GIVEN REQUEST A — In the passage on the Kennedy assassination files, rewrite the paragraph beginning "David Atlee Phillips' operational and management files" as a shorter list that keeps its main facts.
GIVEN REQUEST B — Quote the part of the passage on the Kennedy assassination files that opens with the words containing "JFKFacts.org Moderator Jefferson" and closes with "died in 1987.".
GIVEN REQUEST C — According to the passage on the Kennedy assassination files, how many pages of material on Phillips does the CIA retain?

Start of PROVIDED PASSAGE

And almost since the day the Warren Commission issued its report, it has been criticized for being implausible, unconvincing and grossly slipshod in its investigation procedures -- particularly for failing to collect 100 percent of the evidence, and for failing to analyze evidence it had collected -- and for other serious violations of basic protocols for criminal investigations.
Later, in 1978, a second investigation, by the U.S. House Select Committee on Assassinations, concluded that President Kennedy was very likely assassinated as a result of a plot/conspiracy, but the committee was unable to identify the other gunmen or the extent of the conspiracy.
To date, there’s no “smoking gun,” or, in other words, there’s no incontrovertible evidence of a plot/conspiracy to assassinate President Kennedy, but there is a pattern of suspicious activity, along with a series of anomalies and a commonality of interests among key parties that compel additional research and the release to the public of key documents.
With the above in mind, four files -- when made public by the Central Intelligence Agency -- will help determine what really happened on Nov. 22, 1963, in Dallas.
The files are ranked from least important (number 4) to most (number 1):
4) David Atlee Phillips
David Atlee Phillips’ operational and management files should be made public. A Central Intelligence Agency officer for 25 years, Phillips’ highest rank was as the CIA’s chief of operations in the Western Hemisphere. An adept and creative strategist, perhaps Phillips’ best skill was his conceptualization of psychological warfare operations.
Research also suggests that Phillips, while working undercover in 1963, was involved in pre-assassination surveillance of Lee Harvey Oswald.
JFKFacts.org Moderator Jefferson Morley, who is also an assassination researcher, said the CIA retains four files containing 606 pages of material on Phillips, who died in 1987.

End of PROVIDED PASSAGE
Start of DATA EXCERPTS

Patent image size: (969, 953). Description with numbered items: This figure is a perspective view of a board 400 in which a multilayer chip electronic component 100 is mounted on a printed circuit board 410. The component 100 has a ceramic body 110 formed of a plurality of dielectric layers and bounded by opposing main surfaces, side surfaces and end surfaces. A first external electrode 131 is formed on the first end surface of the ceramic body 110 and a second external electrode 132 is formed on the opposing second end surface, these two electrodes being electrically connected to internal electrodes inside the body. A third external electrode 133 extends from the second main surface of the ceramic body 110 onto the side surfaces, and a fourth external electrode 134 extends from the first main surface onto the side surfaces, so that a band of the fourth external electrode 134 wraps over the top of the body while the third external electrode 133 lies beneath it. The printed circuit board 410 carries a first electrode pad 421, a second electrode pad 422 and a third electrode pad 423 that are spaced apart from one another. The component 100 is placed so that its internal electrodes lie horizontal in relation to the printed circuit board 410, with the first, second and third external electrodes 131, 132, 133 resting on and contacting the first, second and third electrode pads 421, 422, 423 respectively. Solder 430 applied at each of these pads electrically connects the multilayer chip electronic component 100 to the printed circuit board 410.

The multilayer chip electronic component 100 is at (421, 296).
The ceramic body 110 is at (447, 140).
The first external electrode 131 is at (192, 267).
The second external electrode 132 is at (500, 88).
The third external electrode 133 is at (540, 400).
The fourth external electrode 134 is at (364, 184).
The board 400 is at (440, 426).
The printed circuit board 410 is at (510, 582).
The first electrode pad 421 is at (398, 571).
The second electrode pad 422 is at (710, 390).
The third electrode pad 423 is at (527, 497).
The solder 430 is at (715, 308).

End of DATA EXCERPTS

COMPLETE RESPONSE A —
- Phillips' operational and management files should be released to the public.
- He served as a CIA officer for 25 years.
- His highest post was CIA chief of operations in the Western Hemisphere.
- He was an adept, creative strategist, perhaps most skilled at conceiving psychological warfare operations.

COMPLETE RESPONSE B —
JFKFacts.org Moderator Jefferson Morley, who is also an assassination researcher, said the CIA retains four files containing 606 pages of material on Phillips, who died in 1987.

COMPLETE RESPONSE C — The CIA retains 606 pages of material on Phillips, held in four files.